Records for the exercise:
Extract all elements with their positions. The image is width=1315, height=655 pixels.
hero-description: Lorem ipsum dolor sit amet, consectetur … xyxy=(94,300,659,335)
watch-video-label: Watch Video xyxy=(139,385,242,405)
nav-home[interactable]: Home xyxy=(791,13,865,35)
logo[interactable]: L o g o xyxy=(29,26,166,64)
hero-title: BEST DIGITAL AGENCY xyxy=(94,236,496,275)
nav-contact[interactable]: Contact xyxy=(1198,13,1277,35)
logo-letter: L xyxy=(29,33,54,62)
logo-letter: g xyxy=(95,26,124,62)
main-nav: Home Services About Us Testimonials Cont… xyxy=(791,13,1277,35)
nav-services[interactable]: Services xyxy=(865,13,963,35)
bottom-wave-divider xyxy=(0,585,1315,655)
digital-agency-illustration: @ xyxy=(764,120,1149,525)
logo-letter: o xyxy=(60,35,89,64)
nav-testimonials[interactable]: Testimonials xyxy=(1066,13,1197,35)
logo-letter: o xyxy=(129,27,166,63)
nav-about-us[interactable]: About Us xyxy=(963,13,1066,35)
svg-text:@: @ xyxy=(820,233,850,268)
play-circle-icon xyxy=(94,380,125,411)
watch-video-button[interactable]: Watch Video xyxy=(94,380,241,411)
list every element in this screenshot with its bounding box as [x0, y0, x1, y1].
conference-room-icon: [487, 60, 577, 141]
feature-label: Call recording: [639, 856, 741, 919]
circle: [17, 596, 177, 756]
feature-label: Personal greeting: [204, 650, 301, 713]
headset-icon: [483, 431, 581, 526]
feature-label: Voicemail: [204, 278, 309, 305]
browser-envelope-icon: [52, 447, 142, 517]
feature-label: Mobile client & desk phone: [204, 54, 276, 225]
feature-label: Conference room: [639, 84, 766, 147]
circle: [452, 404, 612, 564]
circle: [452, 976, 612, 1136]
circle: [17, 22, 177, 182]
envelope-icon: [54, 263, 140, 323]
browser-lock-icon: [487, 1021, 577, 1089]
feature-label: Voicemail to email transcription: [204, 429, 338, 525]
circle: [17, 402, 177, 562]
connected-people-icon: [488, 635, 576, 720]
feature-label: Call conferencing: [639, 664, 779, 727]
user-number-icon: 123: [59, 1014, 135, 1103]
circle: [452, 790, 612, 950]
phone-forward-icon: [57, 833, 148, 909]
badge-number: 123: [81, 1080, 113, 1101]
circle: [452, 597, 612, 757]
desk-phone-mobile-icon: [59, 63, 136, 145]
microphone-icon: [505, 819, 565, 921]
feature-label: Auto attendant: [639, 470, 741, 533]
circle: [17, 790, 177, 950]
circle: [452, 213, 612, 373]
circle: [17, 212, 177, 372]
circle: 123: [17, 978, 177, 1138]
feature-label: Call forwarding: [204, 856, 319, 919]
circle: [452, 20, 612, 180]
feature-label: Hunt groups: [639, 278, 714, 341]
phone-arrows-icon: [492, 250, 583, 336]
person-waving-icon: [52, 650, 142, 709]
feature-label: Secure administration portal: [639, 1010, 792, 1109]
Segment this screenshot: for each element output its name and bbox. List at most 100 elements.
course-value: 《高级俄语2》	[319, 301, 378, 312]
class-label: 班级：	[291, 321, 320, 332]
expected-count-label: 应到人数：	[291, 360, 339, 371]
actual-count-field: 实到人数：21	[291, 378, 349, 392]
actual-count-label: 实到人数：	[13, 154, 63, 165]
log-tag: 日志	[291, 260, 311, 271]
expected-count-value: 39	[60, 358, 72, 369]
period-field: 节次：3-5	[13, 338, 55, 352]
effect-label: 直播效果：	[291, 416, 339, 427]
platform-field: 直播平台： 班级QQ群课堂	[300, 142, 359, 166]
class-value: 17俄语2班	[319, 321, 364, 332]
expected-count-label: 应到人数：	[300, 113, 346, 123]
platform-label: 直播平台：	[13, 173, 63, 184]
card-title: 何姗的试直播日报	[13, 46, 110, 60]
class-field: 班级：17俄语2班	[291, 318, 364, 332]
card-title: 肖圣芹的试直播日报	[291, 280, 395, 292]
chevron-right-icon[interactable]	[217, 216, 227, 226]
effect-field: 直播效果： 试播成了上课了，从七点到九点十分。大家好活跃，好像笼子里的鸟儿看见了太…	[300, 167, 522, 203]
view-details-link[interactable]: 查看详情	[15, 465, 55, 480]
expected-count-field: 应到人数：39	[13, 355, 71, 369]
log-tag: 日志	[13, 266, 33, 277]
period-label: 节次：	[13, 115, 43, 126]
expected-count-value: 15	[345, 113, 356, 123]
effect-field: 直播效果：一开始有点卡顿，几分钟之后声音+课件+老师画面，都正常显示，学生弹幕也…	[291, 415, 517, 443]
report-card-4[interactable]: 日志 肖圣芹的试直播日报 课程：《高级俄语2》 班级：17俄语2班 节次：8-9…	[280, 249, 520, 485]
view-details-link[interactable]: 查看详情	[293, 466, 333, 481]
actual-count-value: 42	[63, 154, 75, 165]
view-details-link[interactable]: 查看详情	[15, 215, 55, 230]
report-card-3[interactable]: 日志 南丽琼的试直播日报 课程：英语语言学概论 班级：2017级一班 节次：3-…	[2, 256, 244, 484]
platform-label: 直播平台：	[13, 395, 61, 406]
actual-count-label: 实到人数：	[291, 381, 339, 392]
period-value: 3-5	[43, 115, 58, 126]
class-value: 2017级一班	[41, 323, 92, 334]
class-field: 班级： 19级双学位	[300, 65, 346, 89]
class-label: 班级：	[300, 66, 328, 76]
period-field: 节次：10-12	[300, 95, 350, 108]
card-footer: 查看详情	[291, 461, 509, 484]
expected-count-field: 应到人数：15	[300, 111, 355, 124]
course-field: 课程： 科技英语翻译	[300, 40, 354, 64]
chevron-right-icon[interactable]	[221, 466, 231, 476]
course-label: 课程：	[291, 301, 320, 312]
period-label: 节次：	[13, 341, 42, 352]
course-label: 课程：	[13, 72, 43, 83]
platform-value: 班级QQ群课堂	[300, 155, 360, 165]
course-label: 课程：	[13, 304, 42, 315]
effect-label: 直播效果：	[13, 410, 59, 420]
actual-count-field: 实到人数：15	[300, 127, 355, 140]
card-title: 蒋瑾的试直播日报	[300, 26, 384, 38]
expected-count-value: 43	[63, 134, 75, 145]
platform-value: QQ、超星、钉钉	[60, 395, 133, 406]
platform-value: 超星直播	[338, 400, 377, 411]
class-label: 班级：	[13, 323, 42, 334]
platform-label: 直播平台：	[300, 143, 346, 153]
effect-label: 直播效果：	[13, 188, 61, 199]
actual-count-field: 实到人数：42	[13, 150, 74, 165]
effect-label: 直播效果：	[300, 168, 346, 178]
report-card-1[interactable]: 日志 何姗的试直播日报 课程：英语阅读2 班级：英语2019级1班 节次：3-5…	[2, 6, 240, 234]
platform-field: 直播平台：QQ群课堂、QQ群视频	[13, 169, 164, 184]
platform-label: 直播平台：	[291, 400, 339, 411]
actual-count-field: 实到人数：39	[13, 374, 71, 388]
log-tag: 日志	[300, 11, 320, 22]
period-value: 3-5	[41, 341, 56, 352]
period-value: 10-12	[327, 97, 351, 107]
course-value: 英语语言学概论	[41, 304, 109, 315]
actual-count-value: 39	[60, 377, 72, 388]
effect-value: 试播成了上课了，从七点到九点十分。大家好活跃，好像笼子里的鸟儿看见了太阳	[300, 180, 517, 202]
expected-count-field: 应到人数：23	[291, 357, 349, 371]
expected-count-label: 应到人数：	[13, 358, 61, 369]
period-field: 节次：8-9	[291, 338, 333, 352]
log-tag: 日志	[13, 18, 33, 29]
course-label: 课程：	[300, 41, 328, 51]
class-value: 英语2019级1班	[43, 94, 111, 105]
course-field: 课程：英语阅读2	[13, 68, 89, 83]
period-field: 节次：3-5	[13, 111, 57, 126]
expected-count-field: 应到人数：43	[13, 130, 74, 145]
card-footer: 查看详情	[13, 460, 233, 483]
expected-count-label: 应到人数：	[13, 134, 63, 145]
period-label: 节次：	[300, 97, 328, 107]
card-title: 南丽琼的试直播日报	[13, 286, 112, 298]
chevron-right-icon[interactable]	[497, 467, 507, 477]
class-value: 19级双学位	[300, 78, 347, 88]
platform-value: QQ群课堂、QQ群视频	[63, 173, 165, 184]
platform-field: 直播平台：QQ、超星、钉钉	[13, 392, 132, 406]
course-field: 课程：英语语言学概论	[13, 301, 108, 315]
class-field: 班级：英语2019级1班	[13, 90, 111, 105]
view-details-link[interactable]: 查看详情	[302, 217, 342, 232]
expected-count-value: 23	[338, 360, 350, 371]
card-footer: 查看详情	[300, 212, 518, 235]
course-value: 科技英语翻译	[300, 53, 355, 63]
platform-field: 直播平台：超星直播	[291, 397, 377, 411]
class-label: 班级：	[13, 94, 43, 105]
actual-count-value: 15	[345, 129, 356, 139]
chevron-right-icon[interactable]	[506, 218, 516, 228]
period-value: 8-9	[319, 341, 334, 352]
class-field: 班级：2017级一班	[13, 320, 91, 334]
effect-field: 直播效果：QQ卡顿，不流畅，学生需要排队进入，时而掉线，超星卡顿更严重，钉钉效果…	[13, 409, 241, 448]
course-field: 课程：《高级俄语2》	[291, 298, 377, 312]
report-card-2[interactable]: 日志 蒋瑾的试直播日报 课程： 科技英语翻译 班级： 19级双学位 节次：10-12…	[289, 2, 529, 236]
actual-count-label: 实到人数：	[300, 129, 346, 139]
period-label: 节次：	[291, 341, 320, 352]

Task:
Reproduce word for word everything from the start of the data down to the line containing "logo[interactable]: L o", including that line.

Answer to the exercise:
Extract all elements with their positions. The image is width=1315, height=655 pixels.
hero-description: Lorem ipsum dolor sit amet, consectetur … xyxy=(94,300,659,335)
watch-video-label: Watch Video xyxy=(139,385,242,405)
nav-home[interactable]: Home xyxy=(791,13,865,35)
logo[interactable]: L o g o xyxy=(29,26,166,64)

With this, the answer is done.